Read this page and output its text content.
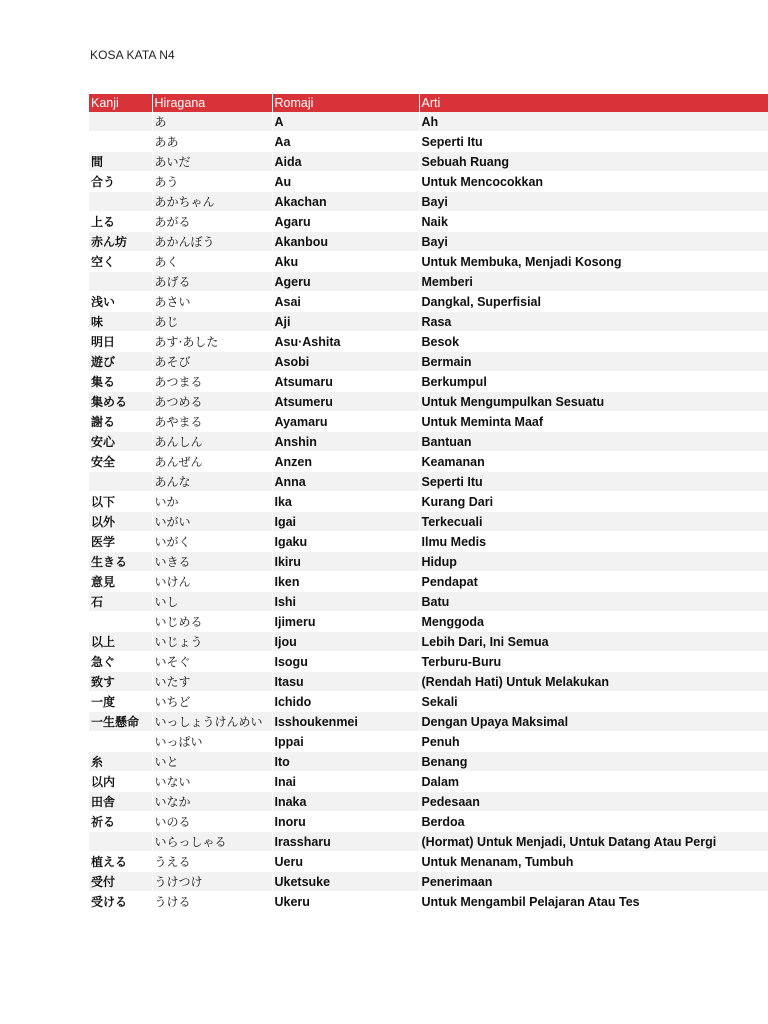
KOSA KATA N4
Kanji	Hiragana	Romaji	Arti
	あ	A	Ah
	ああ	Aa	Seperti Itu
間	あいだ	Aida	Sebuah Ruang
合う	あう	Au	Untuk Mencocokkan
	あかちゃん	Akachan	Bayi
上る	あがる	Agaru	Naik
赤ん坊	あかんぼう	Akanbou	Bayi
空く	あく	Aku	Untuk Membuka, Menjadi Kosong
	あげる	Ageru	Memberi
浅い	あさい	Asai	Dangkal, Superfisial
味	あじ	Aji	Rasa
明日	あす·あした	Asu·Ashita	Besok
遊び	あそび	Asobi	Bermain
集る	あつまる	Atsumaru	Berkumpul
集める	あつめる	Atsumeru	Untuk Mengumpulkan Sesuatu
謝る	あやまる	Ayamaru	Untuk Meminta Maaf
安心	あんしん	Anshin	Bantuan
安全	あんぜん	Anzen	Keamanan
	あんな	Anna	Seperti Itu
以下	いか	Ika	Kurang Dari
以外	いがい	Igai	Terkecuali
医学	いがく	Igaku	Ilmu Medis
生きる	いきる	Ikiru	Hidup
意見	いけん	Iken	Pendapat
石	いし	Ishi	Batu
	いじめる	Ijimeru	Menggoda
以上	いじょう	Ijou	Lebih Dari, Ini Semua
急ぐ	いそぐ	Isogu	Terburu-Buru
致す	いたす	Itasu	(Rendah Hati) Untuk Melakukan
一度	いちど	Ichido	Sekali
一生懸命	いっしょうけんめい	Isshoukenmei	Dengan Upaya Maksimal
	いっぱい	Ippai	Penuh
糸	いと	Ito	Benang
以内	いない	Inai	Dalam
田舎	いなか	Inaka	Pedesaan
祈る	いのる	Inoru	Berdoa
	いらっしゃる	Irassharu	(Hormat) Untuk Menjadi, Untuk Datang Atau Pergi
植える	うえる	Ueru	Untuk Menanam, Tumbuh
受付	うけつけ	Uketsuke	Penerimaan
受ける	うける	Ukeru	Untuk Mengambil Pelajaran Atau Tes
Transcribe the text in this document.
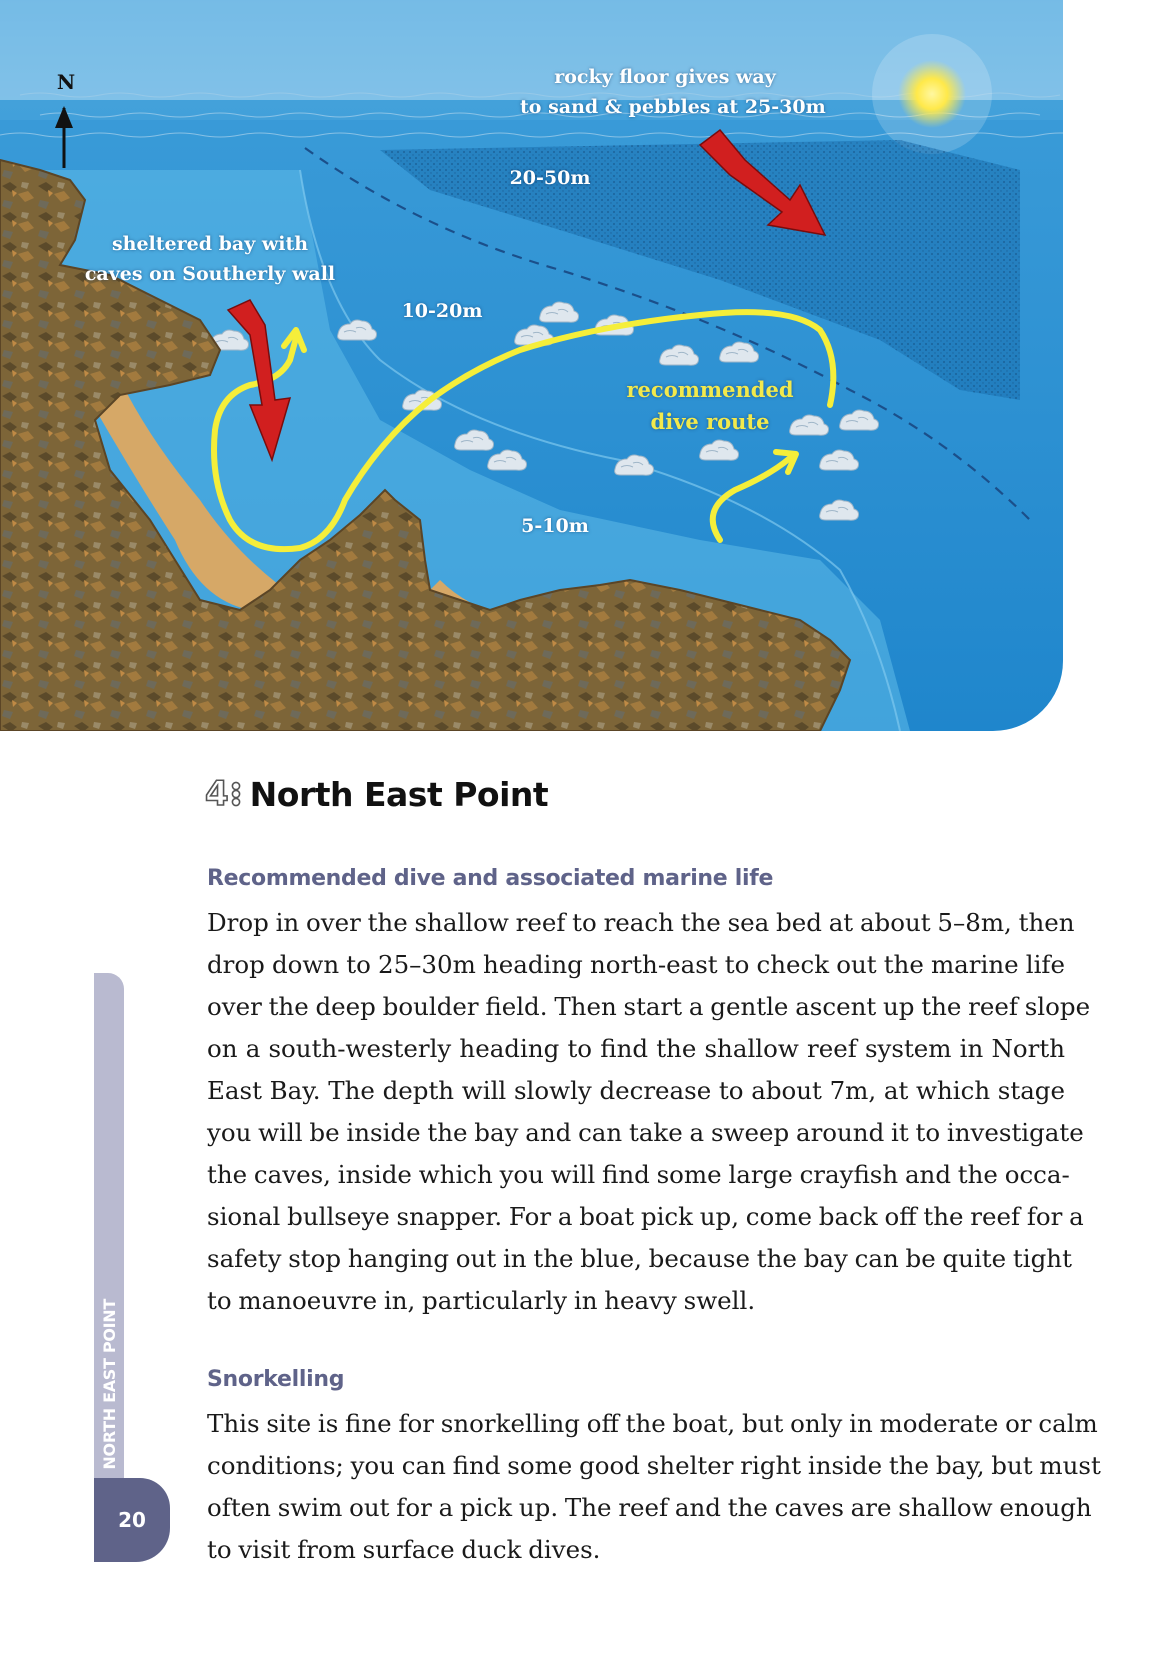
N	rocky floor gives way
to sand & pebbles at 25-30m
20-50m
sheltered bay with
caves on Southerly wall
10-20m
recommended
dive route
5-10m
4 North East Point
Recommended dive and associated marine life
Drop in over the shallow reef to reach the sea bed at about 5–8m, then
drop down to 25–30m heading north-east to check out the marine life
over the deep boulder field. Then start a gentle ascent up the reef slope
on a south-westerly heading to find the shallow reef system in North
East Bay. The depth will slowly decrease to about 7m, at which stage
you will be inside the bay and can take a sweep around it to investigate
the caves, inside which you will find some large crayfish and the occa-
sional bullseye snapper. For a boat pick up, come back off the reef for a
safety stop hanging out in the blue, because the bay can be quite tight
to manoeuvre in, particularly in heavy swell.
Snorkelling
This site is fine for snorkelling off the boat, but only in moderate or calm
conditions; you can find some good shelter right inside the bay, but must
often swim out for a pick up. The reef and the caves are shallow enough
to visit from surface duck dives.
NORTH EAST POINT
20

● ● ● ● ● ● ●

Omit the pictures and reproduce the listing exactly.

Read this page and output its text content.
KOSA KATA N4
Kanji	Hiragana	Romaji	Arti
	あ	A	Ah
	ああ	Aa	Seperti Itu
間	あいだ	Aida	Sebuah Ruang
合う	あう	Au	Untuk Mencocokkan
	あかちゃん	Akachan	Bayi
上る	あがる	Agaru	Naik
赤ん坊	あかんぼう	Akanbou	Bayi
空く	あく	Aku	Untuk Membuka, Menjadi Kosong
	あげる	Ageru	Memberi
浅い	あさい	Asai	Dangkal, Superfisial
味	あじ	Aji	Rasa
明日	あす·あした	Asu·Ashita	Besok
遊び	あそび	Asobi	Bermain
集る	あつまる	Atsumaru	Berkumpul
集める	あつめる	Atsumeru	Untuk Mengumpulkan Sesuatu
謝る	あやまる	Ayamaru	Untuk Meminta Maaf
安心	あんしん	Anshin	Bantuan
安全	あんぜん	Anzen	Keamanan
	あんな	Anna	Seperti Itu
以下	いか	Ika	Kurang Dari
以外	いがい	Igai	Terkecuali
医学	いがく	Igaku	Ilmu Medis
生きる	いきる	Ikiru	Hidup
意見	いけん	Iken	Pendapat
石	いし	Ishi	Batu
	いじめる	Ijimeru	Menggoda
以上	いじょう	Ijou	Lebih Dari, Ini Semua
急ぐ	いそぐ	Isogu	Terburu-Buru
致す	いたす	Itasu	(Rendah Hati) Untuk Melakukan
一度	いちど	Ichido	Sekali
一生懸命	いっしょうけんめい	Isshoukenmei	Dengan Upaya Maksimal
	いっぱい	Ippai	Penuh
糸	いと	Ito	Benang
以内	いない	Inai	Dalam
田舎	いなか	Inaka	Pedesaan
祈る	いのる	Inoru	Berdoa
	いらっしゃる	Irassharu	(Hormat) Untuk Menjadi, Untuk Datang Atau Pergi
植える	うえる	Ueru	Untuk Menanam, Tumbuh
受付	うけつけ	Uketsuke	Penerimaan
受ける	うける	Ukeru	Untuk Mengambil Pelajaran Atau Tes
Transcribe the text in this document.
N	rocky floor gives way
to sand & pebbles at 25-30m
20-50m
sheltered bay with
caves on Southerly wall
10-20m
recommended
dive route
5-10m
4 North East Point
Recommended dive and associated marine life
Drop in over the shallow reef to reach the sea bed at about 5–8m, then
drop down to 25–30m heading north-east to check out the marine life
over the deep boulder field. Then start a gentle ascent up the reef slope
on a south-westerly heading to find the shallow reef system in North
East Bay. The depth will slowly decrease to about 7m, at which stage
you will be inside the bay and can take a sweep around it to investigate
the caves, inside which you will find some large crayfish and the occa-
sional bullseye snapper. For a boat pick up, come back off the reef for a
safety stop hanging out in the blue, because the bay can be quite tight
to manoeuvre in, particularly in heavy swell.
Snorkelling
This site is fine for snorkelling off the boat, but only in moderate or calm
conditions; you can find some good shelter right inside the bay, but must
often swim out for a pick up. The reef and the caves are shallow enough
to visit from surface duck dives.
NORTH EAST POINT
20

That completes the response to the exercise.